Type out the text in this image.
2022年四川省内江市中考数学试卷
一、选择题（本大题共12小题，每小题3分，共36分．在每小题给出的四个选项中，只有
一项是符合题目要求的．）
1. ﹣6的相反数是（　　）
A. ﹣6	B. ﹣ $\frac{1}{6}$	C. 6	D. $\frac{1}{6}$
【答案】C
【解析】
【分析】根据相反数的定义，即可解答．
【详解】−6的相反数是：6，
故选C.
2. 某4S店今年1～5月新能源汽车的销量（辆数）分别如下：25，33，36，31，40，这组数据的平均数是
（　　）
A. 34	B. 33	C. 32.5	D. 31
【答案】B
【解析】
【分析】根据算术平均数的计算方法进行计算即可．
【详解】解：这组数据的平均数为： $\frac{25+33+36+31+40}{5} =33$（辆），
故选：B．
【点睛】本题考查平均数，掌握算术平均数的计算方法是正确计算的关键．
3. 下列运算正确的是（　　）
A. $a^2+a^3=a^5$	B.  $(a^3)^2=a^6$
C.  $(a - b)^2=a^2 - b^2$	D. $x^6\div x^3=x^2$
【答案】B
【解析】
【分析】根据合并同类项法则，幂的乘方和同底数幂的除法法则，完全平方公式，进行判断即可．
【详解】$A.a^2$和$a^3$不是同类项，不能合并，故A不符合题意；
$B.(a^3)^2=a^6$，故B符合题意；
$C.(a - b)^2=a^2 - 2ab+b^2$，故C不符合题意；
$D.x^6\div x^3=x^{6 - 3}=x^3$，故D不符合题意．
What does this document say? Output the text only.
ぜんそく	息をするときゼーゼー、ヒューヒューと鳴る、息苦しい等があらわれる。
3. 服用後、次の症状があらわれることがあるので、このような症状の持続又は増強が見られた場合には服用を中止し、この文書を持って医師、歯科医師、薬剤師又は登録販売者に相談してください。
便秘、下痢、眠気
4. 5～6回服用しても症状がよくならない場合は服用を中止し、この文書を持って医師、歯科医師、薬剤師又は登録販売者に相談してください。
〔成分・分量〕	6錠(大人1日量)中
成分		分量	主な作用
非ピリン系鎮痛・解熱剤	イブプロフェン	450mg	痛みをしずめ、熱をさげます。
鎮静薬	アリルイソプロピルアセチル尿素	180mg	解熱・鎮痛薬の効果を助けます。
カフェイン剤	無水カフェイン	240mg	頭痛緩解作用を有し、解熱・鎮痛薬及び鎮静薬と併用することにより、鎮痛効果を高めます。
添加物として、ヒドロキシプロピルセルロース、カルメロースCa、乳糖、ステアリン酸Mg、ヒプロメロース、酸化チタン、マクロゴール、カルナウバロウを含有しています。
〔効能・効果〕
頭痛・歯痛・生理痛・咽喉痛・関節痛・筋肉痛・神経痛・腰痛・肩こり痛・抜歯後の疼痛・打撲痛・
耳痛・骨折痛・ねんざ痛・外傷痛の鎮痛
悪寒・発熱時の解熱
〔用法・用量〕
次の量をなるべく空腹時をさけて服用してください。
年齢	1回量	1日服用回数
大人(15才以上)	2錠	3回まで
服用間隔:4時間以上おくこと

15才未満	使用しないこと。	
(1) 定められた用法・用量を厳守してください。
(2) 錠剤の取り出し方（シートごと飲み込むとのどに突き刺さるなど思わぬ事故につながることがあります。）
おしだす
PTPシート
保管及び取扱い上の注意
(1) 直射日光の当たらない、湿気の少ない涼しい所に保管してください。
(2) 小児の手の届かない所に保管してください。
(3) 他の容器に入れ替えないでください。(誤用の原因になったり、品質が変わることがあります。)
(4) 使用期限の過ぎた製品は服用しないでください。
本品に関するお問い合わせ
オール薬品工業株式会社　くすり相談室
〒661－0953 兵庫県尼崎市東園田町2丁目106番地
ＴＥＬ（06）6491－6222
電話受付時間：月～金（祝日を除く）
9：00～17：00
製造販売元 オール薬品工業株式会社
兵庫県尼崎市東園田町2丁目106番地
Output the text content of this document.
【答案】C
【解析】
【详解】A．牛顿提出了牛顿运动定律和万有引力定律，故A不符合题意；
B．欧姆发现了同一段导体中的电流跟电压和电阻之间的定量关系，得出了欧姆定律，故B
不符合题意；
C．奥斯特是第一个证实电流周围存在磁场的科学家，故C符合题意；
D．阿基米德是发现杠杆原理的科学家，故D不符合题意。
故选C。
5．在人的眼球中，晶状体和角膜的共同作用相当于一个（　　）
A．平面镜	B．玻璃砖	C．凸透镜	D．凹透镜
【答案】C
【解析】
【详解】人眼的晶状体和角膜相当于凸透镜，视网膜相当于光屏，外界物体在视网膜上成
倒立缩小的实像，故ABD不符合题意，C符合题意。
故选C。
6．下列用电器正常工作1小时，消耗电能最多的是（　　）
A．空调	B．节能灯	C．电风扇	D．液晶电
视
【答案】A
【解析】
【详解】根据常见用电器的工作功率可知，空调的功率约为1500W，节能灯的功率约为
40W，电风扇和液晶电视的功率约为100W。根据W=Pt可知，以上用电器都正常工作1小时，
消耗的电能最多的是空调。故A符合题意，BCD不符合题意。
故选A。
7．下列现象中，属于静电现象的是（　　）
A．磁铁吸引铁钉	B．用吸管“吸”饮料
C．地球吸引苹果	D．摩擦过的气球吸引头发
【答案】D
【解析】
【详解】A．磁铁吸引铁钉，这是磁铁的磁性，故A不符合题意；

• The request
Your task is to collect every line above that contains the word "document".

• Reply
What does this document say? Output the text only.
Output the text content of this document.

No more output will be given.